■ **MATERIAL TO PROCESS**
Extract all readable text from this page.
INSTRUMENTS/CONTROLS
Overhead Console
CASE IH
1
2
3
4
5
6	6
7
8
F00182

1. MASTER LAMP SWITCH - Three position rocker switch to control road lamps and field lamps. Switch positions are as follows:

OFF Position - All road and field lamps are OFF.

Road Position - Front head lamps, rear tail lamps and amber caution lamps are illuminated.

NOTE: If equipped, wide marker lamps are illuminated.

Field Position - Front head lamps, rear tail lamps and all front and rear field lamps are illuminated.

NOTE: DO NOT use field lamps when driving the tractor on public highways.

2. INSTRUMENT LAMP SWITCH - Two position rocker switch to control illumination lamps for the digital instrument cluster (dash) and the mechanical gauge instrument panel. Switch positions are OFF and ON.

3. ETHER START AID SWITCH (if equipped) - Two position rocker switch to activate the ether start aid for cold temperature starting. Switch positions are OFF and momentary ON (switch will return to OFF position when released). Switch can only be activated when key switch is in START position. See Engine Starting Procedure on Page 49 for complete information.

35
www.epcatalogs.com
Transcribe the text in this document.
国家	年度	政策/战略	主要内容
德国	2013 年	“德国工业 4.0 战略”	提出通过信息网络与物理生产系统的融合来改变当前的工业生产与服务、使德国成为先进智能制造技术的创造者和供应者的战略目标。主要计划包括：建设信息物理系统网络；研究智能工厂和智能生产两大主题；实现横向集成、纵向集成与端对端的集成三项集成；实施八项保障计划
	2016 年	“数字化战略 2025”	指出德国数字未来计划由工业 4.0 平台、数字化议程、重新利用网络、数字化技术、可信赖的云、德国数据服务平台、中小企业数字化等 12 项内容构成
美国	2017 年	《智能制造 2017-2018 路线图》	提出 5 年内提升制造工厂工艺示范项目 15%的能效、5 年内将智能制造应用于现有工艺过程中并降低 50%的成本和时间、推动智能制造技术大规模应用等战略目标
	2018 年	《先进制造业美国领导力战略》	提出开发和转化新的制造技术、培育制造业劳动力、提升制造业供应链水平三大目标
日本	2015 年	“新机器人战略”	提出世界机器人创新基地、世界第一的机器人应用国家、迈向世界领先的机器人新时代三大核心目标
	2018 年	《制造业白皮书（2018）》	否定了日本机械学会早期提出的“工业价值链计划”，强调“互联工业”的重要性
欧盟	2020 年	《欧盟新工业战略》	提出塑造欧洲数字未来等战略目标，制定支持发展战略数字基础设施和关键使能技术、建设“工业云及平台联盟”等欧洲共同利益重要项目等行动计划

■ **WHAT TO PRODUCE**
Tally the lines of the listing in which the word "text" occurs, and state the total alone.

■ **EXERCISE SOLUTION**
2